(Dataset items)
====================
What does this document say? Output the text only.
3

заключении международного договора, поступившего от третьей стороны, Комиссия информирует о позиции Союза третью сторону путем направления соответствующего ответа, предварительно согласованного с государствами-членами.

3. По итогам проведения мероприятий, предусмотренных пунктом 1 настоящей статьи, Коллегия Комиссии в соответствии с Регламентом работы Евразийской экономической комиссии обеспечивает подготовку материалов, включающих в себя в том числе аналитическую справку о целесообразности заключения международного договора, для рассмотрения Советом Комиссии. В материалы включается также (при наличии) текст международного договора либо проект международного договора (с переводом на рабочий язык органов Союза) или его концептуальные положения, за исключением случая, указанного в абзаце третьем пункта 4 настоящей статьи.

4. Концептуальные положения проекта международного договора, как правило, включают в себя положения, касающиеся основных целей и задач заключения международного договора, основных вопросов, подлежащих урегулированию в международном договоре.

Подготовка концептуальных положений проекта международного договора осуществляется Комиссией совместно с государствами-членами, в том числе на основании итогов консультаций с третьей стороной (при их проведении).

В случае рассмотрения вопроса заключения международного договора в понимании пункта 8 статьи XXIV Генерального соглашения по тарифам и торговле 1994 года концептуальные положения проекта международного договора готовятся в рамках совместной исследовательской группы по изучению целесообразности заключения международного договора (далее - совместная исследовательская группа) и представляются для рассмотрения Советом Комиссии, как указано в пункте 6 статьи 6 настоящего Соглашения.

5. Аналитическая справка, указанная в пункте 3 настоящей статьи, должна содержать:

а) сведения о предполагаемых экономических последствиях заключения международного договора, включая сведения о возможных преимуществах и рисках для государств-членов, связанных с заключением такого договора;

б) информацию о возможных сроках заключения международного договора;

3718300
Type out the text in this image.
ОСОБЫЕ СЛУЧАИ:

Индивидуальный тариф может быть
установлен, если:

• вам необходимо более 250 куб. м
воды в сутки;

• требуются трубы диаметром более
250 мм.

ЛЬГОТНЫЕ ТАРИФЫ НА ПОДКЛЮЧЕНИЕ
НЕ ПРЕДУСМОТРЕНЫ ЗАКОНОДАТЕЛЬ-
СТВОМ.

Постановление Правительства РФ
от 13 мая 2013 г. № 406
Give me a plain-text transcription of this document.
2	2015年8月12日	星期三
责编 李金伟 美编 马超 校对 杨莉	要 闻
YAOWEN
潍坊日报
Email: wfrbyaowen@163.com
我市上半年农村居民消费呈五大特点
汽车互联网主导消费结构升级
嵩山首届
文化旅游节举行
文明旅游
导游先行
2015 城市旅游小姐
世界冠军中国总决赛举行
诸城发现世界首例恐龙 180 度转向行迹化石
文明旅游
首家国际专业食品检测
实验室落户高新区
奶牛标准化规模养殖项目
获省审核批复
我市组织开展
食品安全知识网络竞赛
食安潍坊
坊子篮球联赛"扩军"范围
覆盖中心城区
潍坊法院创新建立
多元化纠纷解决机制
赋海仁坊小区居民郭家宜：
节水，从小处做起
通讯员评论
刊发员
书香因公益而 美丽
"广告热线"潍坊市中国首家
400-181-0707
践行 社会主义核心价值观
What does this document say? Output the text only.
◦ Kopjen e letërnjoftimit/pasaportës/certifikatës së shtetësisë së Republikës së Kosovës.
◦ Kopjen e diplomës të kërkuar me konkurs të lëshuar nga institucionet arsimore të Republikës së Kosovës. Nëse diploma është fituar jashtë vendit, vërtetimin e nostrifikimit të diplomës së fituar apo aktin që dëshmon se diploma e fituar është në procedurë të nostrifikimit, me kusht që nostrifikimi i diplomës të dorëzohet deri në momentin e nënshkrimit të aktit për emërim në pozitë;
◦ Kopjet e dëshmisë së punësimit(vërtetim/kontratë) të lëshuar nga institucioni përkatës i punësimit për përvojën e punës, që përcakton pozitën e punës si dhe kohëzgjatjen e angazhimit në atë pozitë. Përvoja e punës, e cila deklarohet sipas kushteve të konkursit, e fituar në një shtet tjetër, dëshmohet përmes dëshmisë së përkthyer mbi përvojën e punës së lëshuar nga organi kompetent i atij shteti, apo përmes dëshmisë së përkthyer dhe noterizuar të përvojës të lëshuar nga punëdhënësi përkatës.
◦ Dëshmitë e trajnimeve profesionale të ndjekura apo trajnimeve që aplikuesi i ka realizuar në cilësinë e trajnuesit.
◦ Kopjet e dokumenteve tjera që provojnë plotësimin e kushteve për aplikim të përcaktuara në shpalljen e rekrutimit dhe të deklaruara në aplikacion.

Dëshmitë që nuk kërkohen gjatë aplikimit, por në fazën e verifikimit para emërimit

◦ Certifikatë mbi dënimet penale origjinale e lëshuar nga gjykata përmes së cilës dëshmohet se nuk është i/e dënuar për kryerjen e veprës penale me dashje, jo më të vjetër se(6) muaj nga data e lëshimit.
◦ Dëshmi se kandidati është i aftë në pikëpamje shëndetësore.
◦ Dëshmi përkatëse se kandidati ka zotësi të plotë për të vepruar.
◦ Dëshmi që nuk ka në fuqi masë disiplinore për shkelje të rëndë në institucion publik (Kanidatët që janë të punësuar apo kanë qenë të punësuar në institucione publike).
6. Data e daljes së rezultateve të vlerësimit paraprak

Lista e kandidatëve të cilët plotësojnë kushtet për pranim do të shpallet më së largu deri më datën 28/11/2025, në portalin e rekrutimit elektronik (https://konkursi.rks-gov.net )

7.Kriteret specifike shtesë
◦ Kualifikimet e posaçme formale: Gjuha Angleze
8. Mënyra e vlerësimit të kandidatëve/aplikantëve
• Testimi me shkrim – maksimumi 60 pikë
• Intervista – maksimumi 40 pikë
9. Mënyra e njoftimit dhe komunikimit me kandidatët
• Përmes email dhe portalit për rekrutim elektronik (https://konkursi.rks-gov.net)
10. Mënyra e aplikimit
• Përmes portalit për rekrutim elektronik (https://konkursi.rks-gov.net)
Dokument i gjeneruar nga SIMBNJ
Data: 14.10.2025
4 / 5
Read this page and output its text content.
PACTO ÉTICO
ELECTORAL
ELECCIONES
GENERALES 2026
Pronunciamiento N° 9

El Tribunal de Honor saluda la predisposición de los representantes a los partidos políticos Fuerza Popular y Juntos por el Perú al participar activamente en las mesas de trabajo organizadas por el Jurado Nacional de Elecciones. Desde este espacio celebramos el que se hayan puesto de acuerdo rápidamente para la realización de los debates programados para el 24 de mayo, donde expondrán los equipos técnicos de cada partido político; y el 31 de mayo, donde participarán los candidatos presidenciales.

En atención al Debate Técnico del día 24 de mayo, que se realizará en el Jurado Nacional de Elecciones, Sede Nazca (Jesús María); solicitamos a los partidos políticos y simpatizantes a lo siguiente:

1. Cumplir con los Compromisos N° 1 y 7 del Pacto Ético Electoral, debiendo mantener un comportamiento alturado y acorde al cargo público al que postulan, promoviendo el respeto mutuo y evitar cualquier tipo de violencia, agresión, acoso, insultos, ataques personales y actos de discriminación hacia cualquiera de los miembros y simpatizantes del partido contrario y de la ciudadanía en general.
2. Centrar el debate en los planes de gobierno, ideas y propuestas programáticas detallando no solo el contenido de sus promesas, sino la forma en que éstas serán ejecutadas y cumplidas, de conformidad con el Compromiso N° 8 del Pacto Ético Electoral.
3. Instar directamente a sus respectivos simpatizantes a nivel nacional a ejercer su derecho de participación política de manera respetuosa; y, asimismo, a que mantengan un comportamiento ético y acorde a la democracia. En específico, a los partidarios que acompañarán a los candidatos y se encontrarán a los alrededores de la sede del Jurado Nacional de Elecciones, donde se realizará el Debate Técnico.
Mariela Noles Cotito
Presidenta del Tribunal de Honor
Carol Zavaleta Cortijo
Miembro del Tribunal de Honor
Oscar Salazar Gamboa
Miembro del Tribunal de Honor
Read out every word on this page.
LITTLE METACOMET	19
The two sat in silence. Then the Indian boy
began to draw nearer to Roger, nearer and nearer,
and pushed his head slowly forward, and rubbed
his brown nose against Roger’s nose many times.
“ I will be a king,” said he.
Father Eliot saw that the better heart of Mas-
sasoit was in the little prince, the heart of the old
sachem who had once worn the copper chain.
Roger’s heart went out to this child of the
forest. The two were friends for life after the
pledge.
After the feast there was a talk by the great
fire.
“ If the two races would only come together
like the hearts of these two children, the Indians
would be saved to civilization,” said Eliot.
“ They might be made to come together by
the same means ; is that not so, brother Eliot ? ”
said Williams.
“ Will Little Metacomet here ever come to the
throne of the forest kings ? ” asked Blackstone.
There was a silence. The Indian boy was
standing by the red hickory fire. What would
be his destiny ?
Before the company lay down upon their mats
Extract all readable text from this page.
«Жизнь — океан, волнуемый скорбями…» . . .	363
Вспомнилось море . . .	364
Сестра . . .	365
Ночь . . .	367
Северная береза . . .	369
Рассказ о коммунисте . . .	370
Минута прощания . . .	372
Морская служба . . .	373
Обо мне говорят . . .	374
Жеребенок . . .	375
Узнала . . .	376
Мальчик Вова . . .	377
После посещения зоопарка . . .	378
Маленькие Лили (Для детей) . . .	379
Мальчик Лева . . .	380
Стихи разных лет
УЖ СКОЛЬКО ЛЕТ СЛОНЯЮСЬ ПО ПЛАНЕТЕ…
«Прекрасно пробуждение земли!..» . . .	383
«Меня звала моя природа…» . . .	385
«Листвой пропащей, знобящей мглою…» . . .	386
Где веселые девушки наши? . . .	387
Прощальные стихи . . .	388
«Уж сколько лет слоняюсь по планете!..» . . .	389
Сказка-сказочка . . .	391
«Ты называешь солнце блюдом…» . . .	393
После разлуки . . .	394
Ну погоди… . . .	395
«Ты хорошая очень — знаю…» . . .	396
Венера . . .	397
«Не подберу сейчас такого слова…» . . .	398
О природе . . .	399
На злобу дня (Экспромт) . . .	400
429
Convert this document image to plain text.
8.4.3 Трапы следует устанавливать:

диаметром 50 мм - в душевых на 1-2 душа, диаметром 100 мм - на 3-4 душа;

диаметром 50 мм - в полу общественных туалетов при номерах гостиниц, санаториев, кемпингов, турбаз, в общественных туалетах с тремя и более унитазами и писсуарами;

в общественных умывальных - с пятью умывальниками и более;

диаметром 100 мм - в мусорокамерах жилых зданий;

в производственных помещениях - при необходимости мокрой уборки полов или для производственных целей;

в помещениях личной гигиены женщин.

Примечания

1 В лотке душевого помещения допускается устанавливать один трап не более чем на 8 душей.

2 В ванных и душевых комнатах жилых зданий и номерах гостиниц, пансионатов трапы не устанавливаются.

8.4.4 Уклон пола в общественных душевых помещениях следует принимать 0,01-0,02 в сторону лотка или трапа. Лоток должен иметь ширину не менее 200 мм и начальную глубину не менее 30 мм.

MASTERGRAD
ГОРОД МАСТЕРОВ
====================
AIM OF THE EXERCISE — Each line containing the word "целей" counts once; report the total alone.

EXERCISE ANSWER — 2